> [SHORT PROBLEM]: Copy out each line of the material in which the word "大渝传奇论坛" appears.
* begin DATASET ENTRIES *
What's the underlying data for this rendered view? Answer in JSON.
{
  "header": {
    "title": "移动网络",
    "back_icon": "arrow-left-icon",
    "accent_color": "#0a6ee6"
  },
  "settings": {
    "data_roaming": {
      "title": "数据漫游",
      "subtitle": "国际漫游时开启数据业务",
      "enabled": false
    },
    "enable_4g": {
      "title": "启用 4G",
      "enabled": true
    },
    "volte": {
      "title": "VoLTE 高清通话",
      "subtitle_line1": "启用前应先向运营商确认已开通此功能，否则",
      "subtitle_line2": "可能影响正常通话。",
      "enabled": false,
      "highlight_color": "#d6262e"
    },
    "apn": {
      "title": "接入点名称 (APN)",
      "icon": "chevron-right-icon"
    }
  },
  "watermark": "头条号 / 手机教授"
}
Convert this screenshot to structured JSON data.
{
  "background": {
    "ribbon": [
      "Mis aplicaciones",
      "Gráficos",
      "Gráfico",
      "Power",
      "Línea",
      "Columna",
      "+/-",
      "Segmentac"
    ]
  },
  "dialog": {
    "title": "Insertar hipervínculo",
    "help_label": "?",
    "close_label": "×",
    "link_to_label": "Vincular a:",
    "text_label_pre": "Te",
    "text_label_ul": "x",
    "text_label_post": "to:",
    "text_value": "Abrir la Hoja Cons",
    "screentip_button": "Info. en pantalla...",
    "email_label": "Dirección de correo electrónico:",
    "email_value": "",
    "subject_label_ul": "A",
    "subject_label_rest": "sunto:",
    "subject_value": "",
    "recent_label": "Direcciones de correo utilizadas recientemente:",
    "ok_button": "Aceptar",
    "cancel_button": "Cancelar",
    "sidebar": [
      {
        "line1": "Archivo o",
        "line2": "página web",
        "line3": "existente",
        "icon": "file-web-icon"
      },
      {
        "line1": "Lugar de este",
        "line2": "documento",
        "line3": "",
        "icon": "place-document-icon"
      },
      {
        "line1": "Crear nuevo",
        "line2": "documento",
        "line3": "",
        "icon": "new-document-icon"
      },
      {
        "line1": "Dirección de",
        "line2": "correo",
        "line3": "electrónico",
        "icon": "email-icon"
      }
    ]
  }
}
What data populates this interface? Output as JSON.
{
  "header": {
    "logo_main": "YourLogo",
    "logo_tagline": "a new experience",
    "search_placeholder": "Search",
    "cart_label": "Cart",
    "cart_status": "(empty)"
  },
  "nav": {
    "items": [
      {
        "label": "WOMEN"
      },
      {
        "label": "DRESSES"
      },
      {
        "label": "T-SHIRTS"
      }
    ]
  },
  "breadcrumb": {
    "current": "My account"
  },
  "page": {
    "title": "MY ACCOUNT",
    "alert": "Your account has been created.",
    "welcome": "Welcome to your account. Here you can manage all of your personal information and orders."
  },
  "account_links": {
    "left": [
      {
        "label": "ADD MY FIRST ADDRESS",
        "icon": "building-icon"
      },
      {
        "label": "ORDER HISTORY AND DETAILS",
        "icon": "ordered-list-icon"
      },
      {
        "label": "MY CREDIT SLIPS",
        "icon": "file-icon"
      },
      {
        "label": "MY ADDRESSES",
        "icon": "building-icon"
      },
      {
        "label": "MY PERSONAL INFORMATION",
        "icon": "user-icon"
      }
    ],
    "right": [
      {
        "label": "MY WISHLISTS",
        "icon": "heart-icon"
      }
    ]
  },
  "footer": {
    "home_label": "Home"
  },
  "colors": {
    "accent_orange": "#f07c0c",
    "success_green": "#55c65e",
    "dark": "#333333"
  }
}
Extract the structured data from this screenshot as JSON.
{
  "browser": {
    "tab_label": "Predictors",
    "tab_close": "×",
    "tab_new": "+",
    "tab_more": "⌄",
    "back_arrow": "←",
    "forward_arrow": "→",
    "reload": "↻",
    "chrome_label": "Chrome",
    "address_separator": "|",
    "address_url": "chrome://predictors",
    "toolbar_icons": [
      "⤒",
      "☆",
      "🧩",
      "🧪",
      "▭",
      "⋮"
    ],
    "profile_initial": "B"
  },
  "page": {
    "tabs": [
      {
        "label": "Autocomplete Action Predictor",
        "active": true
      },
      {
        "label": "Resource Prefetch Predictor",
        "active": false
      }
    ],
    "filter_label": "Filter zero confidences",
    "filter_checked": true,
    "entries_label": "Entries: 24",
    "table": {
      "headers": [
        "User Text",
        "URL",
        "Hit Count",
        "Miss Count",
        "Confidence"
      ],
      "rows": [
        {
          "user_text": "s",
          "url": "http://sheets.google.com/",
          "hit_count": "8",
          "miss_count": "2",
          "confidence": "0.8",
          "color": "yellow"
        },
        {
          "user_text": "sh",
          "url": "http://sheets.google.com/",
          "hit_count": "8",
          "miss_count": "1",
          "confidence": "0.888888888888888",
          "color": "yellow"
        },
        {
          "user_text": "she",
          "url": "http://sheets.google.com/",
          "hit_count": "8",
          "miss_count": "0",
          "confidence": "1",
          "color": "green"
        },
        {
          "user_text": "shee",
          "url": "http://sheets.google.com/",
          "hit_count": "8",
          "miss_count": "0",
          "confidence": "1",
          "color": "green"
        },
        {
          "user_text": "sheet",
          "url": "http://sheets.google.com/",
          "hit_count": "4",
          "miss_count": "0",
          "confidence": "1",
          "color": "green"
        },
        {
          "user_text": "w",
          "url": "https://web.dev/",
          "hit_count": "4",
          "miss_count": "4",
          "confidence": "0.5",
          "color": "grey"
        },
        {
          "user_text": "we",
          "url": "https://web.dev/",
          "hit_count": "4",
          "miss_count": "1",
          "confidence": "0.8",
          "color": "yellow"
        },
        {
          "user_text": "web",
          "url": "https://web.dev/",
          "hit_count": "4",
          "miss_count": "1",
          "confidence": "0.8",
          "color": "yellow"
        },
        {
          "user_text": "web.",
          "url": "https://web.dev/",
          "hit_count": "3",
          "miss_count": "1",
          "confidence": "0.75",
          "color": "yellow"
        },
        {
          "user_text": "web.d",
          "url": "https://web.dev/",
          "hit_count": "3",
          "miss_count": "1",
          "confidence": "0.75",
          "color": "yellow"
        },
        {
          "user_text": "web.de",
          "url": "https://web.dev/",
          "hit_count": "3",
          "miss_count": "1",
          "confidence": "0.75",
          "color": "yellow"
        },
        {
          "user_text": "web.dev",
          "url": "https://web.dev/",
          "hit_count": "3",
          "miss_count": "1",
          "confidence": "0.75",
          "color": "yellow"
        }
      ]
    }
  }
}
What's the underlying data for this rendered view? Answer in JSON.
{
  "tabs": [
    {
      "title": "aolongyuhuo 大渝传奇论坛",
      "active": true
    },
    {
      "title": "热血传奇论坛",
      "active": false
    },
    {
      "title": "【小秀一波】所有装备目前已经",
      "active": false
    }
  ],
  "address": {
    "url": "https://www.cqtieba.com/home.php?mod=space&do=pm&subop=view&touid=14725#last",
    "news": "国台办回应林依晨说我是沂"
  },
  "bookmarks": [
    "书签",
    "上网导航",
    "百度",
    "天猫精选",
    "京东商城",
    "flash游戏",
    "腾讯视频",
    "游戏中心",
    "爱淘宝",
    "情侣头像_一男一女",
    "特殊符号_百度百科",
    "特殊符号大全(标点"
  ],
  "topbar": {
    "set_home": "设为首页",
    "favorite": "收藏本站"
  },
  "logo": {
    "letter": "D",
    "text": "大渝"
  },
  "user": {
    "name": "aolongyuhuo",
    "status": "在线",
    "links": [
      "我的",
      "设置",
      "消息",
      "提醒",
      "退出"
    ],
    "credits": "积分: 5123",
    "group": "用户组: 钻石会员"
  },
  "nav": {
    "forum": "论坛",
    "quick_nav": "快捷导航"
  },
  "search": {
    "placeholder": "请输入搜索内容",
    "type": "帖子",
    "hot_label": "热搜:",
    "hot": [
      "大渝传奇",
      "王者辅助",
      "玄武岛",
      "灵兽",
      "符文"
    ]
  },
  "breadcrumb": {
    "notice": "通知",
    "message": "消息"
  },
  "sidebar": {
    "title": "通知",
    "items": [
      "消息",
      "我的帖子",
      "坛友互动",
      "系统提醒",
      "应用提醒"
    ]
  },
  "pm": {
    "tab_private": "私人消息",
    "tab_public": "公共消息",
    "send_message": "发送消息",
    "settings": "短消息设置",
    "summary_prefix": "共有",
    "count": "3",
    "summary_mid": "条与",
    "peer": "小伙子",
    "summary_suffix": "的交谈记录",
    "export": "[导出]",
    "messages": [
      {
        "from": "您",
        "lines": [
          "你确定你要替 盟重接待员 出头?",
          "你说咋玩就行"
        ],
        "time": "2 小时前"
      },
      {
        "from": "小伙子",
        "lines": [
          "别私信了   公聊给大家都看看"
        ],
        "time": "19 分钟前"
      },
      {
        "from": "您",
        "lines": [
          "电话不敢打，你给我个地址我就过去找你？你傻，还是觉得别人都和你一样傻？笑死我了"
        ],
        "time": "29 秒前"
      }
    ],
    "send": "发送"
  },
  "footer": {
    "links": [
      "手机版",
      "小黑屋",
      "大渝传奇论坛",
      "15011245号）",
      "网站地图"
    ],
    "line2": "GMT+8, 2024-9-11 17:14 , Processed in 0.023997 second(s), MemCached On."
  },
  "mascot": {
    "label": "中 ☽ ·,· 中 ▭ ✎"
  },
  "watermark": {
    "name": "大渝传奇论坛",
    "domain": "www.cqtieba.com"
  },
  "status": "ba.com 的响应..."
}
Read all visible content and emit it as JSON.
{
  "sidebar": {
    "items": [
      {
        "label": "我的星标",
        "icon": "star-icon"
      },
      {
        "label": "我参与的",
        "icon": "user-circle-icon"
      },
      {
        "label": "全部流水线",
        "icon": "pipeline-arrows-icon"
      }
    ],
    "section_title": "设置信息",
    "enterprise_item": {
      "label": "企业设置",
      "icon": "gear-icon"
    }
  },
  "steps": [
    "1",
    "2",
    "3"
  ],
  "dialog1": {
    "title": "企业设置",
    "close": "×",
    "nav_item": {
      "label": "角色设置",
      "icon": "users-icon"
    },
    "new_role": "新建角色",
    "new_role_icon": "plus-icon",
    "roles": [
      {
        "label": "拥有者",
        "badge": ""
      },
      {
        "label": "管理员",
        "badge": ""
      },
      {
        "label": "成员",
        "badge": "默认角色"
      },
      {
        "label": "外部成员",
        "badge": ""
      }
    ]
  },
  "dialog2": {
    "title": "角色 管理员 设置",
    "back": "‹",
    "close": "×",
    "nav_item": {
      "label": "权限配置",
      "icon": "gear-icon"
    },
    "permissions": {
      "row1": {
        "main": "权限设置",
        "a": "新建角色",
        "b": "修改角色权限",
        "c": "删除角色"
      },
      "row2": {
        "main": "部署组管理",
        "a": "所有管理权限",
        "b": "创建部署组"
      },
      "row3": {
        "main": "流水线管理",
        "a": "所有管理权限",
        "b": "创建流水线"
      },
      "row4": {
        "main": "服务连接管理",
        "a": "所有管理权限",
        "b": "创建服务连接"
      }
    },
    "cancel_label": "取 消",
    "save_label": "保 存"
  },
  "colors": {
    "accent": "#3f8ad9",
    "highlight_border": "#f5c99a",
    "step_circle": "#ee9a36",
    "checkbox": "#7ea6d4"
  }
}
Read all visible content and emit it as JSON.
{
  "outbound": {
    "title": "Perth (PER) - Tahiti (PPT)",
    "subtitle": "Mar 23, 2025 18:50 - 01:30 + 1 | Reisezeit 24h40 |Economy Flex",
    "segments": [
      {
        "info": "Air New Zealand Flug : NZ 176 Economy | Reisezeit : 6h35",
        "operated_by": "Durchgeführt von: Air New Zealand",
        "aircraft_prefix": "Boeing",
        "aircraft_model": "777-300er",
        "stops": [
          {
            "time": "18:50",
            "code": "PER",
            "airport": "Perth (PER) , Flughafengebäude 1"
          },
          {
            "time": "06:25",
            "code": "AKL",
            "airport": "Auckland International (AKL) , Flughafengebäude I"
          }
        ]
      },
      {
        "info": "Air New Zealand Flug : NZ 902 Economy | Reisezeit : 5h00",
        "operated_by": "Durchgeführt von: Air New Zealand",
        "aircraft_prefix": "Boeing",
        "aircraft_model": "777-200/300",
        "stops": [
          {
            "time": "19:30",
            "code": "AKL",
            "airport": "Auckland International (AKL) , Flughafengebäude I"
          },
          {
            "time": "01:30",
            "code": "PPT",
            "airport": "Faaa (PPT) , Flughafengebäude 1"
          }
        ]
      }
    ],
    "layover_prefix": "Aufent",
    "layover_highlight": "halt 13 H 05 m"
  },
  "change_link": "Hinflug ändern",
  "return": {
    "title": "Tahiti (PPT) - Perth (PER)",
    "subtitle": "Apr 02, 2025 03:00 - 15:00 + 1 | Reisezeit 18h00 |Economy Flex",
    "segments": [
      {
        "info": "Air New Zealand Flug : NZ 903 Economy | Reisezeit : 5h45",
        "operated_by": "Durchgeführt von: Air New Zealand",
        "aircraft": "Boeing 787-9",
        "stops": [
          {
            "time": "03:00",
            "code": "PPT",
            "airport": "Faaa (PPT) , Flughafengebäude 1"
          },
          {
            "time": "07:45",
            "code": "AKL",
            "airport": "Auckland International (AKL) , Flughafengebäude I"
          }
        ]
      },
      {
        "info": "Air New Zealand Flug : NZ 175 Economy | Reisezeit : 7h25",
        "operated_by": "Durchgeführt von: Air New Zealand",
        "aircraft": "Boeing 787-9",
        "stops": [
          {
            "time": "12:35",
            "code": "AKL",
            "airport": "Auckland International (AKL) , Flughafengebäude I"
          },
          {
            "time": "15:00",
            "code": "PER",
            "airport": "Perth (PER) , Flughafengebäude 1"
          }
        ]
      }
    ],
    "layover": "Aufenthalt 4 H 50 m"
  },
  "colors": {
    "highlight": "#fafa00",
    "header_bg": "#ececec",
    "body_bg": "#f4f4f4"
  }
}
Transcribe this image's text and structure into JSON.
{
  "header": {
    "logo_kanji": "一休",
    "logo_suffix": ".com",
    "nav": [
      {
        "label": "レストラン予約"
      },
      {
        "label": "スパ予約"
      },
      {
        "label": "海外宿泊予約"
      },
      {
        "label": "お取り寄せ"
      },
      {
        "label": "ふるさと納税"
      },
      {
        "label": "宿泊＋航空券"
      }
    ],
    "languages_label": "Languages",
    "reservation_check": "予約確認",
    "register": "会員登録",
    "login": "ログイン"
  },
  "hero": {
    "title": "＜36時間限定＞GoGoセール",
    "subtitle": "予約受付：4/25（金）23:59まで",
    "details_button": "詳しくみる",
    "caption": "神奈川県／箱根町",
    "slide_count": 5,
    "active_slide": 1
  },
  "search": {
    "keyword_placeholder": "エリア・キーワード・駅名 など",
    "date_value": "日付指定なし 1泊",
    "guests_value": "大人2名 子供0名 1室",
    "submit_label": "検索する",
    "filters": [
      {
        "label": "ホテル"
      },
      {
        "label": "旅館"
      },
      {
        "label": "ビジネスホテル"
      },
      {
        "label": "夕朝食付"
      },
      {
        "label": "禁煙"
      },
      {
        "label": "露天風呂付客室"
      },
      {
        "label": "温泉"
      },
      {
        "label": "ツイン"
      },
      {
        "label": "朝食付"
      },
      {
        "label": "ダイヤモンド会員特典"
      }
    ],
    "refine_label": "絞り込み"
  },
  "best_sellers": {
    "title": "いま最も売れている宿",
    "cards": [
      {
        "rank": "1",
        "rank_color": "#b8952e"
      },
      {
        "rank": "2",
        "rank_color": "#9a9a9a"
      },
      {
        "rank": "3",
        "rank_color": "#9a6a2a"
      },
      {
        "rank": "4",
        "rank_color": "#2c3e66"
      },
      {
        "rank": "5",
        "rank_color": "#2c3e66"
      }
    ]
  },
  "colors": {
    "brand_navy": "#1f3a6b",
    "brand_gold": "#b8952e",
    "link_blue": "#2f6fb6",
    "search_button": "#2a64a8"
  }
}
* end DATASET ENTRIES *
> [WRITTEN REPLY]:
      "title": "aolongyuhuo 大渝传奇论坛",
      "大渝传奇论坛",
    "name": "大渝传奇论坛",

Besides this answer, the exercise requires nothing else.